#### Goal
Reproduce each line exactly.

#### Excerpted data
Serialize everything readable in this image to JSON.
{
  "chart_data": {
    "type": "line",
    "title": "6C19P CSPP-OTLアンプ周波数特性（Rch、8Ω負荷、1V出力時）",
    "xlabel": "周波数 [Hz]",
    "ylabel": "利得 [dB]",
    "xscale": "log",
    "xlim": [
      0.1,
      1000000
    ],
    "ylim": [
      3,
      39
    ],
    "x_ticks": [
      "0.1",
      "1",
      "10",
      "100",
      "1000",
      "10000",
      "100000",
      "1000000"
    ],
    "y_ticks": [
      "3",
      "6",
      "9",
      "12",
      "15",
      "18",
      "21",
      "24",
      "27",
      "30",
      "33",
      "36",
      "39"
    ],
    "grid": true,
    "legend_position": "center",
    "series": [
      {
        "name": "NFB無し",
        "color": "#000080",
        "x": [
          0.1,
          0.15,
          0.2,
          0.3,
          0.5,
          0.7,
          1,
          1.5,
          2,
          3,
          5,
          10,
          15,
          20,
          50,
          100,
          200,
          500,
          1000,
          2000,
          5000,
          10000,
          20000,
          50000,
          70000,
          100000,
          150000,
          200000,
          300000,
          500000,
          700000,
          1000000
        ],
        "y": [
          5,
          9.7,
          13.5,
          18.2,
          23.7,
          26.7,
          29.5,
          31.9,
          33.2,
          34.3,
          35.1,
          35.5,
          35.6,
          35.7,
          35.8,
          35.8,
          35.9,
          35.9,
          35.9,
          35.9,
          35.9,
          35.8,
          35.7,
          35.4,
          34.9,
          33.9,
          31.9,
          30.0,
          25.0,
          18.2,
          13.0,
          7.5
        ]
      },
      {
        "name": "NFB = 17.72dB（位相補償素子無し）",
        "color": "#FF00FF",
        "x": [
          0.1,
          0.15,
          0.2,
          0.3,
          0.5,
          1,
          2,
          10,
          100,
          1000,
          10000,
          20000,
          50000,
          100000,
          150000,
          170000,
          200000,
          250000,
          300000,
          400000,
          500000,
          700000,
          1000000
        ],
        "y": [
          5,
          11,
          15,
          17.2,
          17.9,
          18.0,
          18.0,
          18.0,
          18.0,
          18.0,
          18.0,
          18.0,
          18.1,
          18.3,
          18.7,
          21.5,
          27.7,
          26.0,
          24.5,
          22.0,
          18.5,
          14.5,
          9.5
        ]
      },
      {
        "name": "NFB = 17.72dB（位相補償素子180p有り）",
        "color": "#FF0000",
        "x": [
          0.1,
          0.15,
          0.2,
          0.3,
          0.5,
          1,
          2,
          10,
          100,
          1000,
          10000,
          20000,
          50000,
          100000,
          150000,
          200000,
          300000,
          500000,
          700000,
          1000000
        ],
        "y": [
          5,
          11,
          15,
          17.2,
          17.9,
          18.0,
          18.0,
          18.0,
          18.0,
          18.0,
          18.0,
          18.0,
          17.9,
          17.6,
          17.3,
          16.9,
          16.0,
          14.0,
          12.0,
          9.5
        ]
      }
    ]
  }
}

#### Exercise output
Serialize everything readable in this image to JSON.
{
  "chart_data": {
    "type": "line",
    "title": "6C19P CSPP-OTLアンプ周波数特性（Rch、8Ω負荷、1V出力時）",
    "xlabel": "周波数 [Hz]",
    "ylabel": "利得 [dB]",
    "xscale": "log",
    "xlim": [
      0.1,
      1000000
    ],
    "ylim": [
      3,
      39
    ],
    "x_ticks": [
      "0.1",
      "1",
      "10",
      "100",
      "1000",
      "10000",
      "100000",
      "1000000"
    ],
    "y_ticks": [
      "3",
      "6",
      "9",
      "12",
      "15",
      "18",
      "21",
      "24",
      "27",
      "30",
      "33",
      "36",
      "39"
    ],
    "grid": true,
    "legend_position": "center",
    "series": [
      {
        "name": "NFB無し",
        "color": "#000080",
        "x": [
          0.1,
          0.15,
          0.2,
          0.3,
          0.5,
          0.7,
          1,
          1.5,
          2,
          3,
          5,
          10,
          15,
          20,
          50,
          100,
          200,
          500,
          1000,
          2000,
          5000,
          10000,
          20000,
          50000,
          70000,
          100000,
          150000,
          200000,
          300000,
          500000,
          700000,
          1000000
        ],
        "y": [
          5,
          9.7,
          13.5,
          18.2,
          23.7,
          26.7,
          29.5,
          31.9,
          33.2,
          34.3,
          35.1,
          35.5,
          35.6,
          35.7,
          35.8,
          35.8,
          35.9,
          35.9,
          35.9,
          35.9,
          35.9,
          35.8,
          35.7,
          35.4,
          34.9,
          33.9,
          31.9,
          30.0,
          25.0,
          18.2,
          13.0,
          7.5
        ]
      },
      {
        "name": "NFB = 17.72dB（位相補償素子無し）",
        "color": "#FF00FF",
        "x": [
          0.1,
          0.15,
          0.2,
          0.3,
          0.5,
          1,
          2,
          10,
          100,
          1000,
          10000,
          20000,
          50000,
          100000,
          150000,
          170000,
          200000,
          250000,
          300000,
          400000,
          500000,
          700000,
          1000000
        ],
        "y": [
          5,
          11,
          15,
          17.2,
          17.9,
          18.0,
          18.0,
          18.0,
          18.0,
          18.0,
          18.0,
          18.0,
          18.1,
          18.3,
          18.7,
          21.5,
          27.7,
          26.0,
          24.5,
          22.0,
          18.5,
          14.5,
          9.5
        ]
      },
      {
        "name": "NFB = 17.72dB（位相補償素子180p有り）",
        "color": "#FF0000",
        "x": [
          0.1,
          0.15,
          0.2,
          0.3,
          0.5,
          1,
          2,
          10,
          100,
          1000,
          10000,
          20000,
          50000,
          100000,
          150000,
          200000,
          300000,
          500000,
          700000,
          1000000
        ],
        "y": [
          5,
          11,
          15,
          17.2,
          17.9,
          18.0,
          18.0,
          18.0,
          18.0,
          18.0,
          18.0,
          18.0,
          17.9,
          17.6,
          17.3,
          16.9,
          16.0,
          14.0,
          12.0,
          9.5
        ]
      }
    ]
  }
}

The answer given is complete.